● **Задание**
Переименуйте «oil-water-diagonal» в «oil-water-hatch» и выведите строки материала, начиная со строки, в которой есть «oil-water-frame bbox=[876, 1120, 938, 1197]», и заканчивая строкой с «lithology-unit-mudstone bbox=[459, 1724, 520, 1759]». Всё остальное в них оставьте без изменений.

● **Исходные данные**
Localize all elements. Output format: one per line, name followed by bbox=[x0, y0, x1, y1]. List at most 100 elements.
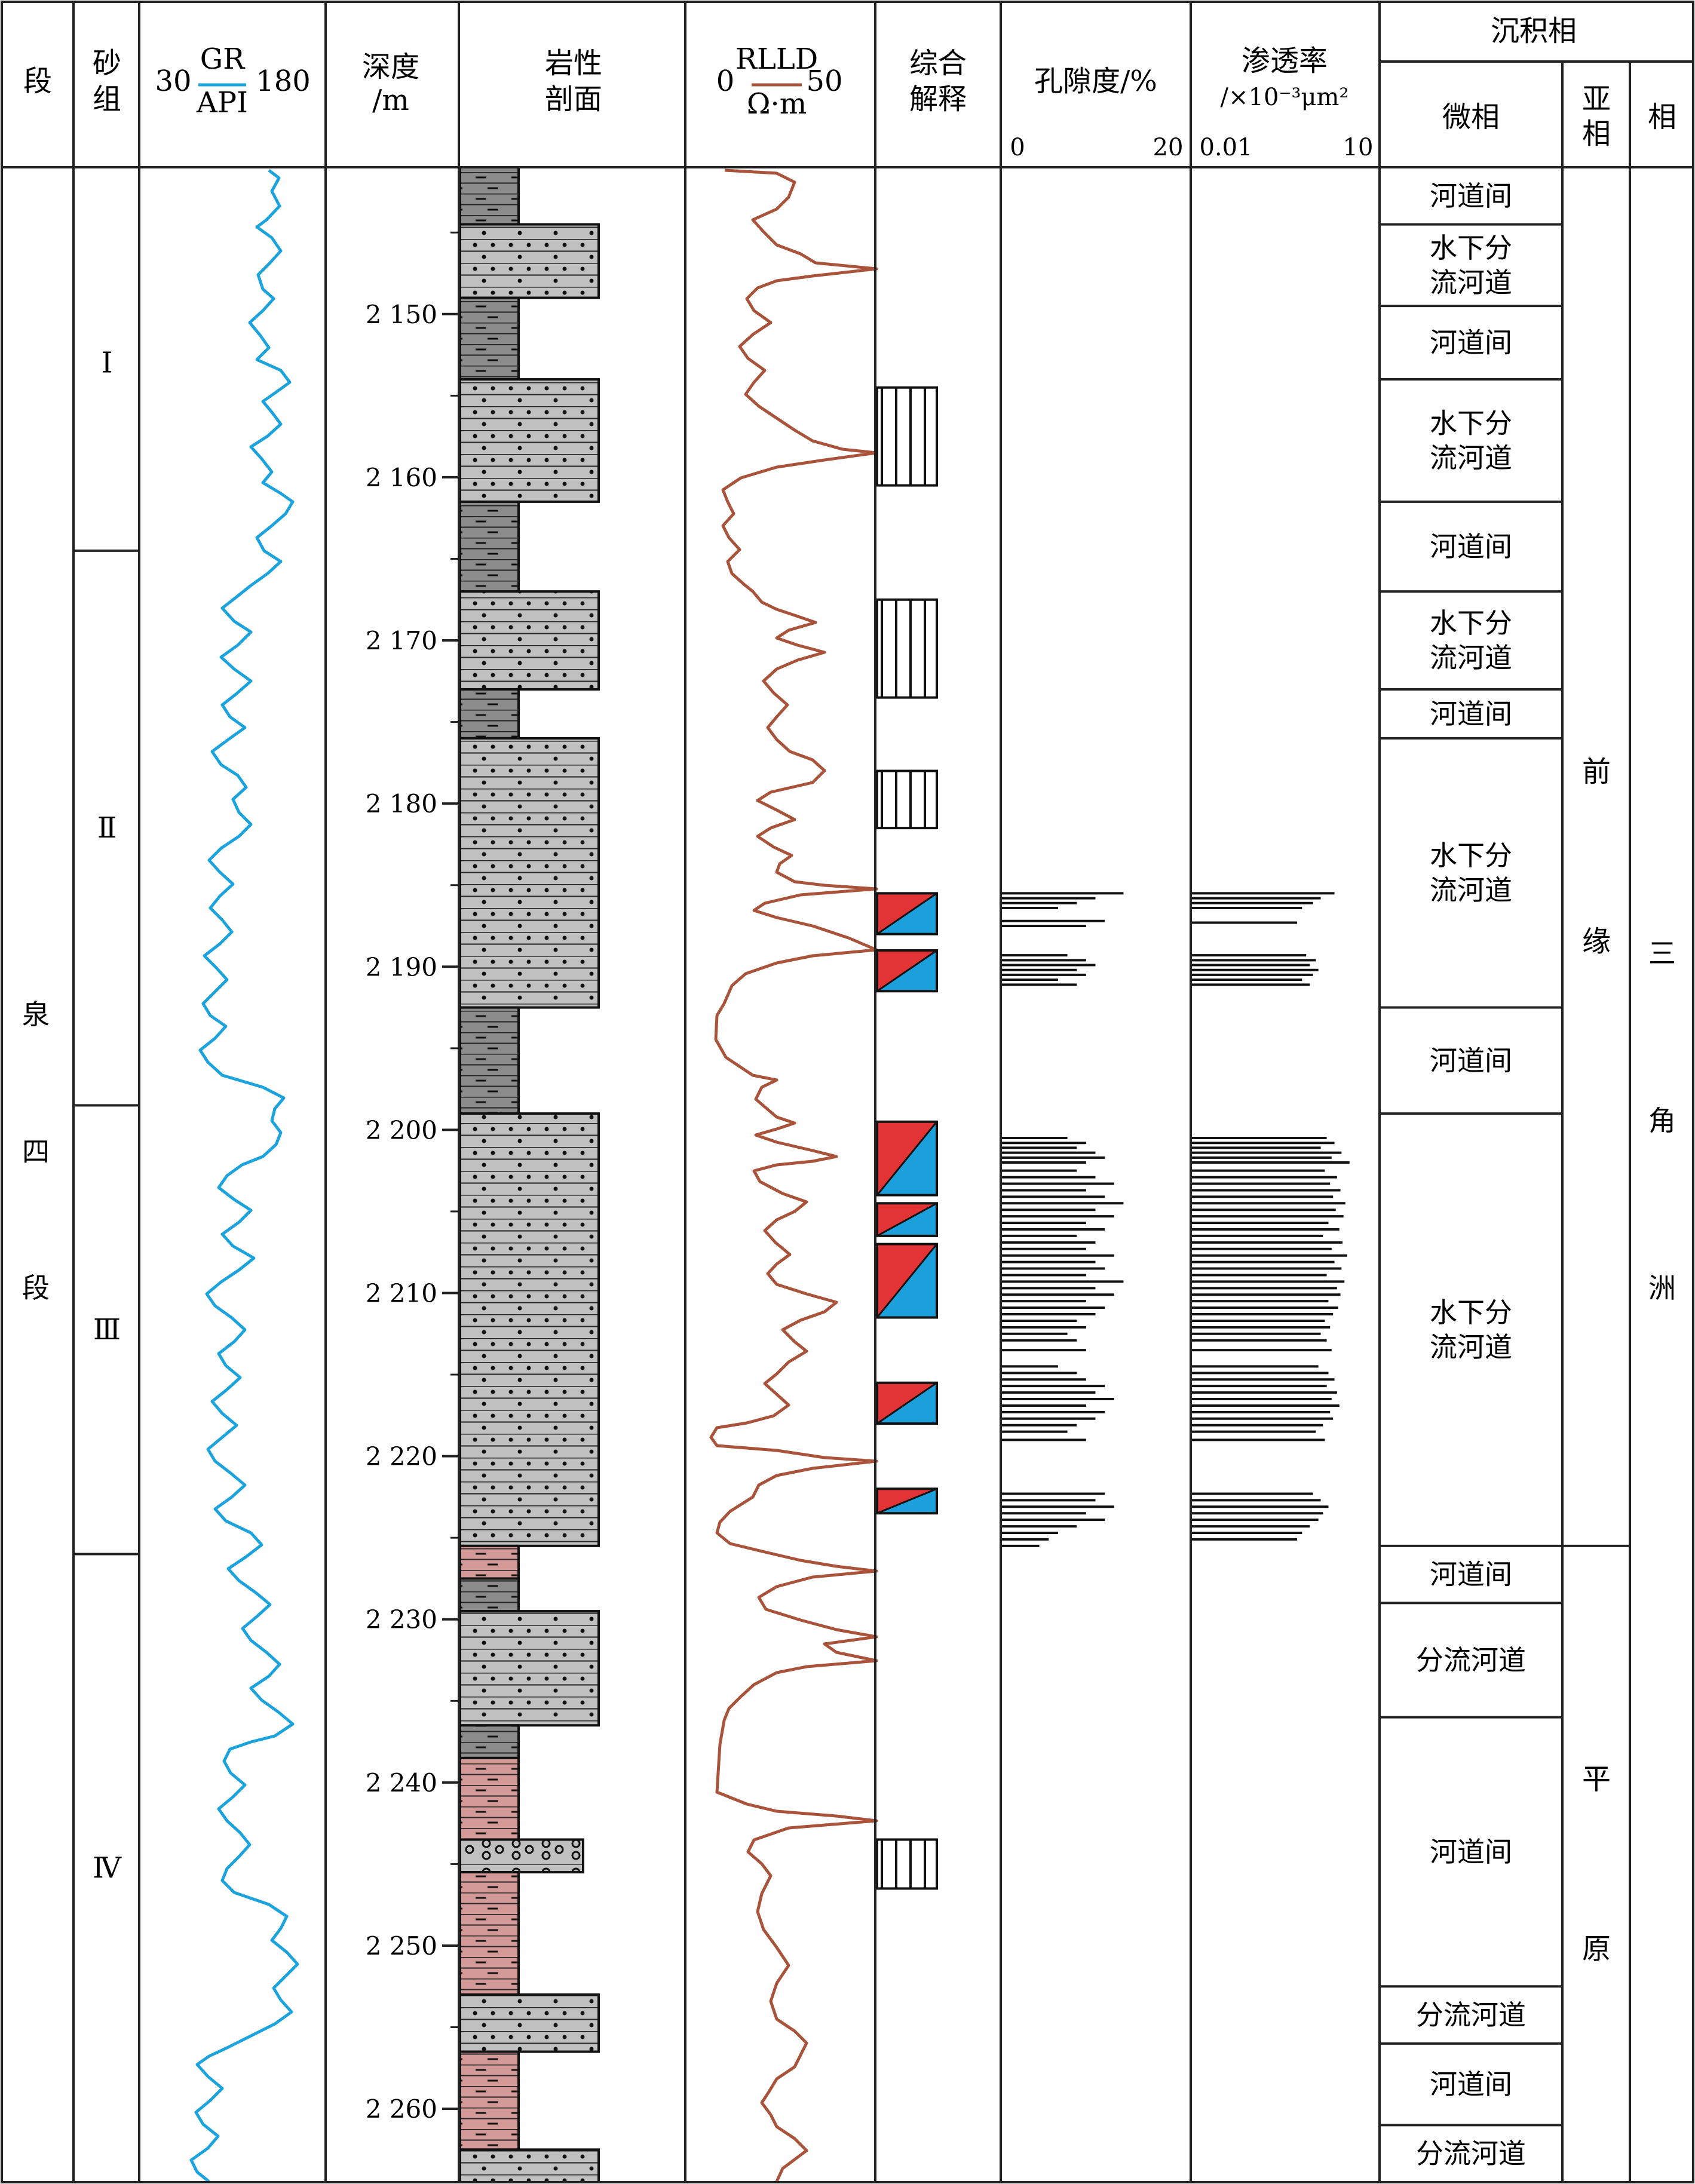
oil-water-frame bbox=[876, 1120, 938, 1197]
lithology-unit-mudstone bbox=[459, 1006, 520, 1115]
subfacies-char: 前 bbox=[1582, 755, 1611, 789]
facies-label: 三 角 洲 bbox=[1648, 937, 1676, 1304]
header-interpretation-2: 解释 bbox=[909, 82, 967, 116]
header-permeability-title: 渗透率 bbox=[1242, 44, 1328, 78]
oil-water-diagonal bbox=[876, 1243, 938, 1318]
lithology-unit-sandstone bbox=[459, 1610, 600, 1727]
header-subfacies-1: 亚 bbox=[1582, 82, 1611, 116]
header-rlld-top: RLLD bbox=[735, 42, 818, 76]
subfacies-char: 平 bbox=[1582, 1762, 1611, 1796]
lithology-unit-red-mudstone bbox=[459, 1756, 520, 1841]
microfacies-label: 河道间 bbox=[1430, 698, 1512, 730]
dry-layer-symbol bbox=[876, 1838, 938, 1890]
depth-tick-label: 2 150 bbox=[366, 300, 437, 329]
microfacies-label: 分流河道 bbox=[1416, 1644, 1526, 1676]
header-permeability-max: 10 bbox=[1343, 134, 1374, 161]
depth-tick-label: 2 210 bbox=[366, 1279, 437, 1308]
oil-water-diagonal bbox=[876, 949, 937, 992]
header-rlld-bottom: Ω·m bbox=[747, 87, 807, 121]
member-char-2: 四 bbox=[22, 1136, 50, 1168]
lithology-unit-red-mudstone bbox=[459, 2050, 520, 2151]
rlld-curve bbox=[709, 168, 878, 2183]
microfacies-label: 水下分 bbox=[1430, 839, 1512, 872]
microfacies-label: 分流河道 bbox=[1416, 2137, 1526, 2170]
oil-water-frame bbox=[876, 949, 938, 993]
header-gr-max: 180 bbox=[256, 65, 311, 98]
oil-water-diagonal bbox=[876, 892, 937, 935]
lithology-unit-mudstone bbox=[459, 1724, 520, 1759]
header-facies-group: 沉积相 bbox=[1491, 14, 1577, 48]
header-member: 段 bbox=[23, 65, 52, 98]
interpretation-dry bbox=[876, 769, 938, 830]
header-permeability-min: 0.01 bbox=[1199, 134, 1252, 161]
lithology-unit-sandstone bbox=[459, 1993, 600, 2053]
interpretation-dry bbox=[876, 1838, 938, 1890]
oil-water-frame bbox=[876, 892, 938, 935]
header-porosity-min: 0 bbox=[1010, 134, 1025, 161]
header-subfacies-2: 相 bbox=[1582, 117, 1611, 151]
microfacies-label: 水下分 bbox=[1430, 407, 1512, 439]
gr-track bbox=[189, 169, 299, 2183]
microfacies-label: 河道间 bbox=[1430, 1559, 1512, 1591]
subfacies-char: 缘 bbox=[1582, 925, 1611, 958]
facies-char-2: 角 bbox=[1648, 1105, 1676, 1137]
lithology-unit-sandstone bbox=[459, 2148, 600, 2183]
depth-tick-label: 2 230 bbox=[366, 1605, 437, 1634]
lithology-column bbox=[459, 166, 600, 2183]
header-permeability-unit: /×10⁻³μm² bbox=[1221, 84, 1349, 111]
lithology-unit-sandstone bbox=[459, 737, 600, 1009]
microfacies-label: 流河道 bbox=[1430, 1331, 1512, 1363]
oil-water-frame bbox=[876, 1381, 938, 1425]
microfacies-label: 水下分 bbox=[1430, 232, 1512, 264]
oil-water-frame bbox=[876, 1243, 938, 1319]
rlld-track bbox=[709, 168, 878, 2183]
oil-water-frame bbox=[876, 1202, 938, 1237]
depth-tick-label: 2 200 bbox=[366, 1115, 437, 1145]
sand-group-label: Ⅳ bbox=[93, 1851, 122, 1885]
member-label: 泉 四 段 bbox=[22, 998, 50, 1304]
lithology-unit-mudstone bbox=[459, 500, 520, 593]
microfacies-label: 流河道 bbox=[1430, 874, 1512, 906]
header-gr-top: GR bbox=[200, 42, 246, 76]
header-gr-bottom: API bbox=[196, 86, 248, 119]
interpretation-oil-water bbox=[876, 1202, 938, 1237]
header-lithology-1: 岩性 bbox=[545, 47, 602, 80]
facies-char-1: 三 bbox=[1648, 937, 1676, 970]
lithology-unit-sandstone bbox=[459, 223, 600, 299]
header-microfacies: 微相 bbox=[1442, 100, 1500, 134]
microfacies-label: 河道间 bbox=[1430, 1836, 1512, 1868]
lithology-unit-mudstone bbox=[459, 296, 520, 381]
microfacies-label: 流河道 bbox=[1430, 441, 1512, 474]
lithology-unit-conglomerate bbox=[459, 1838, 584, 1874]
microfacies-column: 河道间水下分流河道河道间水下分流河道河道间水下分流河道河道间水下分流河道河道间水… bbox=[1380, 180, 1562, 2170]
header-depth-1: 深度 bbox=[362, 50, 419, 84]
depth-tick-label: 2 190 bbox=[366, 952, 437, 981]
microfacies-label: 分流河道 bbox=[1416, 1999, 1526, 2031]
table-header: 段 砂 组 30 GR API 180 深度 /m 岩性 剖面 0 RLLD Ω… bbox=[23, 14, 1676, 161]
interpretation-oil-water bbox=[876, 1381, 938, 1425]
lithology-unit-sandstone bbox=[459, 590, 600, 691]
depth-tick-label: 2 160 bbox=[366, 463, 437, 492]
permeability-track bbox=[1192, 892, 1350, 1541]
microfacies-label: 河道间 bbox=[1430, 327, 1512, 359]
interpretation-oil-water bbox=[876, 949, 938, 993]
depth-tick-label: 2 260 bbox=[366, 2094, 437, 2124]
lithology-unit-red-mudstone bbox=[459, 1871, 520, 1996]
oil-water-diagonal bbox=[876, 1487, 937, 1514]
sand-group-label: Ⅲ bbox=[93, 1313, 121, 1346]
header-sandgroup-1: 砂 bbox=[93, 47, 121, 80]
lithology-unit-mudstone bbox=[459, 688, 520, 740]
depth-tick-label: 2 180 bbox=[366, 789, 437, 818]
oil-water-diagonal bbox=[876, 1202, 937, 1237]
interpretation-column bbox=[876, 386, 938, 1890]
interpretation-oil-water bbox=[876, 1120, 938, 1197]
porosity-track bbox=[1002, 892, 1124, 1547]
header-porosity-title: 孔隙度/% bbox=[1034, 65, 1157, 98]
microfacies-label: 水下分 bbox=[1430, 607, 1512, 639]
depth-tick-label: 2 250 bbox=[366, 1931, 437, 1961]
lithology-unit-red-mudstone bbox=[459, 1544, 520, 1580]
* * *
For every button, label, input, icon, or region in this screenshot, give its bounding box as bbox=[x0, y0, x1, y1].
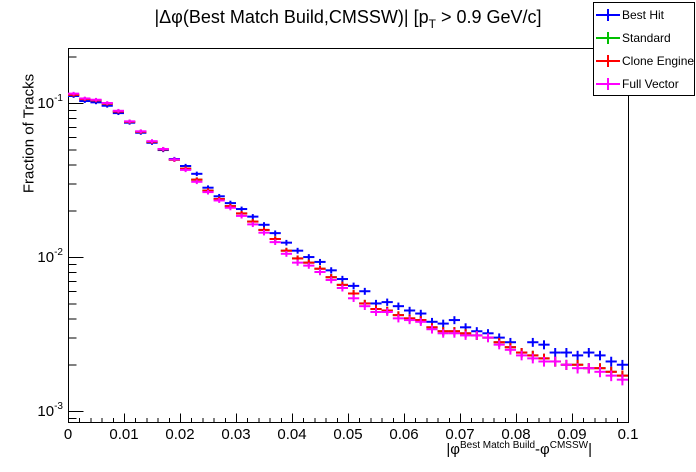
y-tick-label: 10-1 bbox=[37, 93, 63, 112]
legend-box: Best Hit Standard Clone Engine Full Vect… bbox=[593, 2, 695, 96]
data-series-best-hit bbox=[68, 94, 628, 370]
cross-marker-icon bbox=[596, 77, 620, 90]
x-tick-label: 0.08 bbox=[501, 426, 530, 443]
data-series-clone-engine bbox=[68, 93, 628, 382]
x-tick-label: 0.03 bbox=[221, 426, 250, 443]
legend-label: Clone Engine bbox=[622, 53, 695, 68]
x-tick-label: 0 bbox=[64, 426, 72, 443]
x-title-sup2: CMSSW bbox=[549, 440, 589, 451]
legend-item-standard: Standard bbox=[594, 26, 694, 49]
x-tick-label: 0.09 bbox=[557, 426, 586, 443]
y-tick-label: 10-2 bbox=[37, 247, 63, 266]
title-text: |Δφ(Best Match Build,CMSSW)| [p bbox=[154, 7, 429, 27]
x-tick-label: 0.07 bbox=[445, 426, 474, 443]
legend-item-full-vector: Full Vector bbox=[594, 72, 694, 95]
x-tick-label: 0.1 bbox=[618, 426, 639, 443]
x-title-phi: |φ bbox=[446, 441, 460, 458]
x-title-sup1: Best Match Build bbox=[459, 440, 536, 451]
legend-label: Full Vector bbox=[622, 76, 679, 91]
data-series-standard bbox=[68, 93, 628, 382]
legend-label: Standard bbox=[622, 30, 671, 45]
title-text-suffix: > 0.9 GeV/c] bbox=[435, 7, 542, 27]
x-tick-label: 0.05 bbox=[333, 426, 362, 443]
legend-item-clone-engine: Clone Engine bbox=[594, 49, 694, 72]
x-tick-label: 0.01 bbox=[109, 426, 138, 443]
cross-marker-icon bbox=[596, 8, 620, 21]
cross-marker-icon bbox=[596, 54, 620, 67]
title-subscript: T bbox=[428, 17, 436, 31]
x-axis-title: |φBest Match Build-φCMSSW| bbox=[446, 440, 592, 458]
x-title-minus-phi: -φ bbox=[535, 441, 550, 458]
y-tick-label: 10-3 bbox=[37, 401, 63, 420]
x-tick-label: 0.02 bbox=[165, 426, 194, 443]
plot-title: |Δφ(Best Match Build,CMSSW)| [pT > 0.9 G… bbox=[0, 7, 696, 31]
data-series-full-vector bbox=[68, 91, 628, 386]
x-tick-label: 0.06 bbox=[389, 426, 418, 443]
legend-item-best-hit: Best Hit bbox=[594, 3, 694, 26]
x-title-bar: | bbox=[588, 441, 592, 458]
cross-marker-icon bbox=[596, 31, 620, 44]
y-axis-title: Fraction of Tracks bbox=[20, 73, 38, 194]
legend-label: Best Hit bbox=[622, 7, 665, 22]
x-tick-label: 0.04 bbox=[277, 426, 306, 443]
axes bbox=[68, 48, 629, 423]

● **Полный результат**
oil-water-frame bbox=[876, 1120, 938, 1197]
lithology-unit-mudstone bbox=[459, 1006, 520, 1115]
subfacies-char: 前 bbox=[1582, 755, 1611, 789]
facies-label: 三 角 洲 bbox=[1648, 937, 1676, 1304]
header-interpretation-2: 解释 bbox=[909, 82, 967, 116]
header-permeability-title: 渗透率 bbox=[1242, 44, 1328, 78]
oil-water-hatch bbox=[876, 1243, 938, 1318]
lithology-unit-sandstone bbox=[459, 1610, 600, 1727]
header-subfacies-1: 亚 bbox=[1582, 82, 1611, 116]
header-rlld-top: RLLD bbox=[735, 42, 818, 76]
subfacies-char: 平 bbox=[1582, 1762, 1611, 1796]
lithology-unit-red-mudstone bbox=[459, 1756, 520, 1841]
microfacies-label: 河道间 bbox=[1430, 698, 1512, 730]
dry-layer-symbol bbox=[876, 1838, 938, 1890]
depth-tick-label: 2 150 bbox=[366, 300, 437, 329]
microfacies-label: 分流河道 bbox=[1416, 1644, 1526, 1676]
header-permeability-max: 10 bbox=[1343, 134, 1374, 161]
depth-tick-label: 2 210 bbox=[366, 1279, 437, 1308]
oil-water-hatch bbox=[876, 949, 937, 992]
header-rlld-bottom: Ω·m bbox=[747, 87, 807, 121]
member-char-2: 四 bbox=[22, 1136, 50, 1168]
lithology-unit-red-mudstone bbox=[459, 2050, 520, 2151]
rlld-curve bbox=[709, 168, 878, 2183]
microfacies-label: 水下分 bbox=[1430, 839, 1512, 872]
microfacies-label: 分流河道 bbox=[1416, 2137, 1526, 2170]
oil-water-frame bbox=[876, 949, 938, 993]
header-gr-max: 180 bbox=[256, 65, 311, 98]
oil-water-hatch bbox=[876, 892, 937, 935]
lithology-unit-mudstone bbox=[459, 1724, 520, 1759]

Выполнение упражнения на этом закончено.